═══ Dataset excerpts

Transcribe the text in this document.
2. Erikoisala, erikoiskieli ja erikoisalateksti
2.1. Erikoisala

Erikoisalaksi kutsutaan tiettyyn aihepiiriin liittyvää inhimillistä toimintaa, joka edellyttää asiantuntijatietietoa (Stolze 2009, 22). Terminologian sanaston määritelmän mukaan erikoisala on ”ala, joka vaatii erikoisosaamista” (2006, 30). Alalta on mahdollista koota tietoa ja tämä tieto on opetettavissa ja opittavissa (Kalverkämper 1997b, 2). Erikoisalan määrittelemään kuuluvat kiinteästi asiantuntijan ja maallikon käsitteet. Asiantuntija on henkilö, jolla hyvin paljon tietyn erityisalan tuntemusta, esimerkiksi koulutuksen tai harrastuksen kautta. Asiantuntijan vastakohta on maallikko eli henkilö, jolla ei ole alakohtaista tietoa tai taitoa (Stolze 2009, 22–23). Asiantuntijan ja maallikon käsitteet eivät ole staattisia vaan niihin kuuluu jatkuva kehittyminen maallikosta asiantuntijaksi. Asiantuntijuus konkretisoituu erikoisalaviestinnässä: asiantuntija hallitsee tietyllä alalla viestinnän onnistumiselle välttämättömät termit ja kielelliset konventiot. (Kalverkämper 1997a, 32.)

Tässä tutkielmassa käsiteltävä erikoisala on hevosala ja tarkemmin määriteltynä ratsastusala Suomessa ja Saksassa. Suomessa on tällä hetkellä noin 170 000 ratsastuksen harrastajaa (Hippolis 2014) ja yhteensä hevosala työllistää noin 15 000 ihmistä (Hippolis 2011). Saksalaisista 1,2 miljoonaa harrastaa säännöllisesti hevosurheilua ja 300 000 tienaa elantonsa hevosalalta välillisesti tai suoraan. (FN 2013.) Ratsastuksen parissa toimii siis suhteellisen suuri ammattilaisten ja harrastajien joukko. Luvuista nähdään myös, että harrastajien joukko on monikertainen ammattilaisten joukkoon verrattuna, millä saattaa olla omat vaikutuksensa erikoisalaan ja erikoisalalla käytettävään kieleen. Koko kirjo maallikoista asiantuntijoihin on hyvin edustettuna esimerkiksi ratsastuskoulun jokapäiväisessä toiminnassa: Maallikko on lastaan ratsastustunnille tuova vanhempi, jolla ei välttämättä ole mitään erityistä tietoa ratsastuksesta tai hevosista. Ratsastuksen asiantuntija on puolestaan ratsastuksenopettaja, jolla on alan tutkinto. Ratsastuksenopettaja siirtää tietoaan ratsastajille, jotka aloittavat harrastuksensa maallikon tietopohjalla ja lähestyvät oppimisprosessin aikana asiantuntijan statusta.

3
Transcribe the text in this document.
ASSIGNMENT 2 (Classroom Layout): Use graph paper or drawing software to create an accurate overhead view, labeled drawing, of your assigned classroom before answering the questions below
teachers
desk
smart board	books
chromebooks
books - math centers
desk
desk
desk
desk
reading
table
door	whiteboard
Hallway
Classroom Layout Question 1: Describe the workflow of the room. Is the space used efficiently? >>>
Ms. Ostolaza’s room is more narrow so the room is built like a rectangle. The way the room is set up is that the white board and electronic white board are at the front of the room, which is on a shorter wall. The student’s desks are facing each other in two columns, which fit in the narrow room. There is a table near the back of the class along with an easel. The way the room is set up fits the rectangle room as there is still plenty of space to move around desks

══════

How many lines of the entries above hold the string "Layout"? Reply with the number alone.

2